Wherever the word "zwyczajny" appears in a line, extract that line.

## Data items
------------------------

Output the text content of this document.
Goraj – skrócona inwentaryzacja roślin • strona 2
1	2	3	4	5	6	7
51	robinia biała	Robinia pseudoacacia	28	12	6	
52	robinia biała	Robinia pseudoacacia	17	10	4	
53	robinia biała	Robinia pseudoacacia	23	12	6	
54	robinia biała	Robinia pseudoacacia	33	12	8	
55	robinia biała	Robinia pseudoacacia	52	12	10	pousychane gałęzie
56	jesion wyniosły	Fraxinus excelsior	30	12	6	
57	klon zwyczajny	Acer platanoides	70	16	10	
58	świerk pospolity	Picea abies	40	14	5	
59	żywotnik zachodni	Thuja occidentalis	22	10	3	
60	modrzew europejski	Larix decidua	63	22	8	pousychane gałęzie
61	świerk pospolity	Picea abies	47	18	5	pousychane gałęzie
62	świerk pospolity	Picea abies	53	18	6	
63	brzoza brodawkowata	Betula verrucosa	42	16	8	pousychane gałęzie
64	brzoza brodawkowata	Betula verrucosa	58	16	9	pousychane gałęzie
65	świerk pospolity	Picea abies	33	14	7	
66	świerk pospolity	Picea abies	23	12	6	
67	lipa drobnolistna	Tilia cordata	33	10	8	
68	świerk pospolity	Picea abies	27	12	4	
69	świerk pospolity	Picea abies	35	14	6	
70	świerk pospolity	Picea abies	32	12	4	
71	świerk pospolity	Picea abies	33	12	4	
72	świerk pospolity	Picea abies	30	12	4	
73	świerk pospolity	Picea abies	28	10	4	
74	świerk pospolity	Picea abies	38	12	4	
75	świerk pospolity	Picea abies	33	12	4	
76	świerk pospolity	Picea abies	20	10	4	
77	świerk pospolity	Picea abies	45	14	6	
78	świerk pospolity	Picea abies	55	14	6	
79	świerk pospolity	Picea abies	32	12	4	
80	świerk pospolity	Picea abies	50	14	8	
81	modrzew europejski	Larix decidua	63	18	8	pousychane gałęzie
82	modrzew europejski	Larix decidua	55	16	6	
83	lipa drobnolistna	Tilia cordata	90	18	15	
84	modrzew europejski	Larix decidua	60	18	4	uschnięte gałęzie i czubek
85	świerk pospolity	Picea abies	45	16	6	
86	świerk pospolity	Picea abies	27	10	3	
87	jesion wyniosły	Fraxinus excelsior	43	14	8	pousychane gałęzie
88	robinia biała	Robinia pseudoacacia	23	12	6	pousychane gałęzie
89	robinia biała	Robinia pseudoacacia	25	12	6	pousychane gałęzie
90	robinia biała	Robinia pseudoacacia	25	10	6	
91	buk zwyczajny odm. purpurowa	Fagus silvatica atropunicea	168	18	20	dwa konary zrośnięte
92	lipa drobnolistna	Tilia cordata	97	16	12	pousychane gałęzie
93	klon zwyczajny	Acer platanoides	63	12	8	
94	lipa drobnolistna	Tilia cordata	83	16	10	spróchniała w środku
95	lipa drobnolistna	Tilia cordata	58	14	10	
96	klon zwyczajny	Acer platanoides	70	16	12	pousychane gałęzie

------------------------

## Complete output
57	klon zwyczajny	Acer platanoides	70	16	10	
91	buk zwyczajny odm. purpurowa	Fagus silvatica atropunicea	168	18	20	dwa konary zrośnięte
93	klon zwyczajny	Acer platanoides	63	12	8	
96	klon zwyczajny	Acer platanoides	70	16	12	pousychane gałęzie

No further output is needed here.